### [WHAT TO PRODUCE]
Copy the data line for line, beginning with its first line and ending with the line that contains "x-tick-label: 2000 [632, 575, 712, 620]", including that line.
** begin DATA FOR THIS EXERCISE **
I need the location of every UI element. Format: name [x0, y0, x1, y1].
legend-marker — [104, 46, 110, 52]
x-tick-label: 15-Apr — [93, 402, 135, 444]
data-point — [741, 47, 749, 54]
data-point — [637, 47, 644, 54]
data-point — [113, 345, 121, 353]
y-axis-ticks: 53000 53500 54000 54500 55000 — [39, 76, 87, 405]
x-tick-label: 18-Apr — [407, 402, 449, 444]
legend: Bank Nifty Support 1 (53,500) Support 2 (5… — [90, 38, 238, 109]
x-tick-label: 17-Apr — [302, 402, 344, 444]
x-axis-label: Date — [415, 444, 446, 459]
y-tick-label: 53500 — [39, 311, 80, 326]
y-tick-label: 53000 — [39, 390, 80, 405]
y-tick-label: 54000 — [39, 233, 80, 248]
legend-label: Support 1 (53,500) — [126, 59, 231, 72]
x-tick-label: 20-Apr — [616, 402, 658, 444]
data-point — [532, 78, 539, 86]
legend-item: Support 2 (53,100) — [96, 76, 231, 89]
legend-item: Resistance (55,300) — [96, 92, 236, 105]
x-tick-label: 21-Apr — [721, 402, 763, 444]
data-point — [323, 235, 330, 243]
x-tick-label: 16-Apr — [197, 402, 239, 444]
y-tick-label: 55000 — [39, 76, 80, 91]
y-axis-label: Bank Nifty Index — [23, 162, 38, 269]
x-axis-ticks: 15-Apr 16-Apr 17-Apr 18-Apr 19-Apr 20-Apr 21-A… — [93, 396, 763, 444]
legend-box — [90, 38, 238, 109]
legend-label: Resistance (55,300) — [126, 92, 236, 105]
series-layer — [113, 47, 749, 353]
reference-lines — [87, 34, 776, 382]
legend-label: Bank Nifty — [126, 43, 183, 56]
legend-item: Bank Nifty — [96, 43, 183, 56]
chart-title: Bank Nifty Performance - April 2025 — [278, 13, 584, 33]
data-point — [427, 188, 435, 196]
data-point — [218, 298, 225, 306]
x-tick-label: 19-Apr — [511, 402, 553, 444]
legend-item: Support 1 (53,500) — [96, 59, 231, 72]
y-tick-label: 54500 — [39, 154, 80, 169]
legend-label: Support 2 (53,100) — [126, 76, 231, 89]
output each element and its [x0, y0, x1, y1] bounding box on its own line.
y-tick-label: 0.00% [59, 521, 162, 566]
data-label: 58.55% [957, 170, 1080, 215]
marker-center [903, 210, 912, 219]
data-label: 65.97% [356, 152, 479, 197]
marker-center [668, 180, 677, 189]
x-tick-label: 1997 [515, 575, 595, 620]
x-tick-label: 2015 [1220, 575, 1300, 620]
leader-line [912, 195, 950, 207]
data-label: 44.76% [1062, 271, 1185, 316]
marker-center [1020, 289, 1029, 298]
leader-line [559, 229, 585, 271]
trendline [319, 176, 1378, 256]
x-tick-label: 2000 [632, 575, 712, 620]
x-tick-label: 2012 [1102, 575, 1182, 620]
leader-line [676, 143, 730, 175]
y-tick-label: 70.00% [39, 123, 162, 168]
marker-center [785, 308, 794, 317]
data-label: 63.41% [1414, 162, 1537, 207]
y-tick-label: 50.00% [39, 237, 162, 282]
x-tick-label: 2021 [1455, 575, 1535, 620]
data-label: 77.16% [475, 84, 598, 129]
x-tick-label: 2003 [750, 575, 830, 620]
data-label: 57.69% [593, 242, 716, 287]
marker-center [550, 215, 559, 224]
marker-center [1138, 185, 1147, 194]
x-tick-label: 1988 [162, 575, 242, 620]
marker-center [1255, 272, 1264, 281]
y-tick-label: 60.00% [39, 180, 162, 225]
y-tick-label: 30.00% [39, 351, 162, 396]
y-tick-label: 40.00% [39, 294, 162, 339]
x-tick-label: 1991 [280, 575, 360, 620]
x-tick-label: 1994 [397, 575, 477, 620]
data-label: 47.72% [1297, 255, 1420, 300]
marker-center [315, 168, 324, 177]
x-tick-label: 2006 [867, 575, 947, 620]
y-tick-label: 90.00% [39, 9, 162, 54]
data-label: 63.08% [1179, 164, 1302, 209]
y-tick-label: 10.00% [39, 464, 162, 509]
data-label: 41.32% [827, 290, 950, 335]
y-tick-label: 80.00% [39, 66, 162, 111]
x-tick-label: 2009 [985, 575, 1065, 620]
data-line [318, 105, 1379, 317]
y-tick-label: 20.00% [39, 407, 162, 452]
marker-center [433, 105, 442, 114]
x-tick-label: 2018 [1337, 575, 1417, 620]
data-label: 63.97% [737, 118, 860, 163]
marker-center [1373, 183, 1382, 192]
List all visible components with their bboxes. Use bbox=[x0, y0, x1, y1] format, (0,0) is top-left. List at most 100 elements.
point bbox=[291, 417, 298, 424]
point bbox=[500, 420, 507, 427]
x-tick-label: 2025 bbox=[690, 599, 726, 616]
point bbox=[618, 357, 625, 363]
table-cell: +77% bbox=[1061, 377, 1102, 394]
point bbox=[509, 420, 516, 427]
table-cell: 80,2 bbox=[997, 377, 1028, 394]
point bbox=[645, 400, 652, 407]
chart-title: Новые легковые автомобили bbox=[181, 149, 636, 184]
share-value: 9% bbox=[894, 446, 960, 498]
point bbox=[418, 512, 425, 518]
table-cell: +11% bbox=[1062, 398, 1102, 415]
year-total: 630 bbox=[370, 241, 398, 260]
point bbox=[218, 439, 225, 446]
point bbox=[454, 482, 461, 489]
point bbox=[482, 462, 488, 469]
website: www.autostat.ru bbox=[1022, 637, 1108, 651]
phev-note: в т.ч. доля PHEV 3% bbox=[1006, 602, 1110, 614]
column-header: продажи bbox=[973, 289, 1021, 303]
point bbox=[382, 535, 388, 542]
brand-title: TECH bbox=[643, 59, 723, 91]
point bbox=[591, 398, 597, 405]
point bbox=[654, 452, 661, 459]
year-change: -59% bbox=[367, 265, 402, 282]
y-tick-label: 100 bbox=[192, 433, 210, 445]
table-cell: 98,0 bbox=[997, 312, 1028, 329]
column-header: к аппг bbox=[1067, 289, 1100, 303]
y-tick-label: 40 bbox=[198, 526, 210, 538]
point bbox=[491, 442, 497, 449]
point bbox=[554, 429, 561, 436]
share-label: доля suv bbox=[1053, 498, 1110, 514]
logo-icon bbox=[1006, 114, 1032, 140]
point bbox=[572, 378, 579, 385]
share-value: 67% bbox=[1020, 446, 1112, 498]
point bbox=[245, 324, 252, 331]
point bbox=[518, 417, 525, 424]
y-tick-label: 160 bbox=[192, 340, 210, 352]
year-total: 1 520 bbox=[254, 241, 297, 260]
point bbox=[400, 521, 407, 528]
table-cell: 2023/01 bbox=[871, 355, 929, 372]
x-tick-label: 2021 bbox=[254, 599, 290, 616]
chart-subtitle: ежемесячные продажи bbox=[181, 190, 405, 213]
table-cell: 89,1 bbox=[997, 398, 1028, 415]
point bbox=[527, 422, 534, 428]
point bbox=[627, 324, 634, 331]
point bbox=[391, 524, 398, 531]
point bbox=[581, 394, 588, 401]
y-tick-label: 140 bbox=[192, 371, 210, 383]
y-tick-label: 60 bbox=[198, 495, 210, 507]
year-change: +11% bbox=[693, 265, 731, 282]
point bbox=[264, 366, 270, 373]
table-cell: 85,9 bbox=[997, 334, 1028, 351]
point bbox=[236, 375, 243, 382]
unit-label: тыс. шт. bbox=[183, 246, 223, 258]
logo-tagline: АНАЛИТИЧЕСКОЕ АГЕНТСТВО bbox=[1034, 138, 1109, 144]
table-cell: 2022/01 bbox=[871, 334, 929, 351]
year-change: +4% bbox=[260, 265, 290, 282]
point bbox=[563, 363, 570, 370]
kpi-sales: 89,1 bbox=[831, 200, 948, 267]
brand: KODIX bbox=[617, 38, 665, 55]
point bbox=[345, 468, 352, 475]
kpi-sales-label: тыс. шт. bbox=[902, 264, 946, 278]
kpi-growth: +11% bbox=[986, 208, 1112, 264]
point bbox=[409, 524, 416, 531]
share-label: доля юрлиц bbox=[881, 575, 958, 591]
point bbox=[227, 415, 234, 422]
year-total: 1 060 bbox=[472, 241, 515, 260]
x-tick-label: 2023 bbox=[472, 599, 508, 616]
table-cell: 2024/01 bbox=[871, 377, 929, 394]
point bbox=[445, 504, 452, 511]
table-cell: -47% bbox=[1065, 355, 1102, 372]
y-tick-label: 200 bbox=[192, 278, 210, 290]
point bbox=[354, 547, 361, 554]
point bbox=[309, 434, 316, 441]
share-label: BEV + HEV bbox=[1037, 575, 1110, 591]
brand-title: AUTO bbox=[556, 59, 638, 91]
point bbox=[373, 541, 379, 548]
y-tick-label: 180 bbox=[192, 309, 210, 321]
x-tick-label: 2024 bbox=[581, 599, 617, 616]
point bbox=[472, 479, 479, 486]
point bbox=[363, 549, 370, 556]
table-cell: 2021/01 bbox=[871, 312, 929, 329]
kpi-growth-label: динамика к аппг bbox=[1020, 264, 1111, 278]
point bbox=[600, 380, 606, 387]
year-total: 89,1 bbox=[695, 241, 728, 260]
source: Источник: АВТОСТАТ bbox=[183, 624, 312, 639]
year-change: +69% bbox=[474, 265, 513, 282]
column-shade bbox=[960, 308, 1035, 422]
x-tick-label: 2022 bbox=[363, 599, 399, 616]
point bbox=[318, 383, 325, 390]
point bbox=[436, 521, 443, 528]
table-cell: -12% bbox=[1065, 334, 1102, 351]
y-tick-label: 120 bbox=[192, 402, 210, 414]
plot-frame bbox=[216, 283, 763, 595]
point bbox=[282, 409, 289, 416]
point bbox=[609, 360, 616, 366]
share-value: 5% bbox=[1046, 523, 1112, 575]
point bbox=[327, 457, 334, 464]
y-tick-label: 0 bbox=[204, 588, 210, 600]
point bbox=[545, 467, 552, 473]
** end DATA FOR THIS EXERCISE **
### [OUTPUT]
I need the location of every UI element. Format: name [x0, y0, x1, y1].
legend-marker — [104, 46, 110, 52]
x-tick-label: 15-Apr — [93, 402, 135, 444]
data-point — [741, 47, 749, 54]
data-point — [637, 47, 644, 54]
data-point — [113, 345, 121, 353]
y-axis-ticks: 53000 53500 54000 54500 55000 — [39, 76, 87, 405]
x-tick-label: 18-Apr — [407, 402, 449, 444]
legend: Bank Nifty Support 1 (53,500) Support 2 (5… — [90, 38, 238, 109]
x-tick-label: 17-Apr — [302, 402, 344, 444]
x-axis-label: Date — [415, 444, 446, 459]
y-tick-label: 53500 — [39, 311, 80, 326]
y-tick-label: 53000 — [39, 390, 80, 405]
y-tick-label: 54000 — [39, 233, 80, 248]
legend-label: Support 1 (53,500) — [126, 59, 231, 72]
x-tick-label: 20-Apr — [616, 402, 658, 444]
data-point — [532, 78, 539, 86]
legend-item: Support 2 (53,100) — [96, 76, 231, 89]
legend-item: Resistance (55,300) — [96, 92, 236, 105]
x-tick-label: 21-Apr — [721, 402, 763, 444]
data-point — [323, 235, 330, 243]
x-tick-label: 16-Apr — [197, 402, 239, 444]
y-tick-label: 55000 — [39, 76, 80, 91]
y-axis-label: Bank Nifty Index — [23, 162, 38, 269]
x-axis-ticks: 15-Apr 16-Apr 17-Apr 18-Apr 19-Apr 20-Apr 21-A… — [93, 396, 763, 444]
legend-box — [90, 38, 238, 109]
legend-label: Resistance (55,300) — [126, 92, 236, 105]
series-layer — [113, 47, 749, 353]
reference-lines — [87, 34, 776, 382]
legend-label: Bank Nifty — [126, 43, 183, 56]
legend-item: Bank Nifty — [96, 43, 183, 56]
chart-title: Bank Nifty Performance - April 2025 — [278, 13, 584, 33]
data-point — [427, 188, 435, 196]
data-point — [218, 298, 225, 306]
x-tick-label: 19-Apr — [511, 402, 553, 444]
legend-item: Support 1 (53,500) — [96, 59, 231, 72]
y-tick-label: 54500 — [39, 154, 80, 169]
legend-label: Support 2 (53,100) — [126, 76, 231, 89]
output each element and its [x0, y0, x1, y1] bounding box on its own line.
y-tick-label: 0.00% [59, 521, 162, 566]
data-label: 58.55% [957, 170, 1080, 215]
marker-center [903, 210, 912, 219]
data-label: 65.97% [356, 152, 479, 197]
marker-center [668, 180, 677, 189]
x-tick-label: 1997 [515, 575, 595, 620]
x-tick-label: 2015 [1220, 575, 1300, 620]
leader-line [912, 195, 950, 207]
data-label: 44.76% [1062, 271, 1185, 316]
marker-center [1020, 289, 1029, 298]
leader-line [559, 229, 585, 271]
trendline [319, 176, 1378, 256]
x-tick-label: 2000 [632, 575, 712, 620]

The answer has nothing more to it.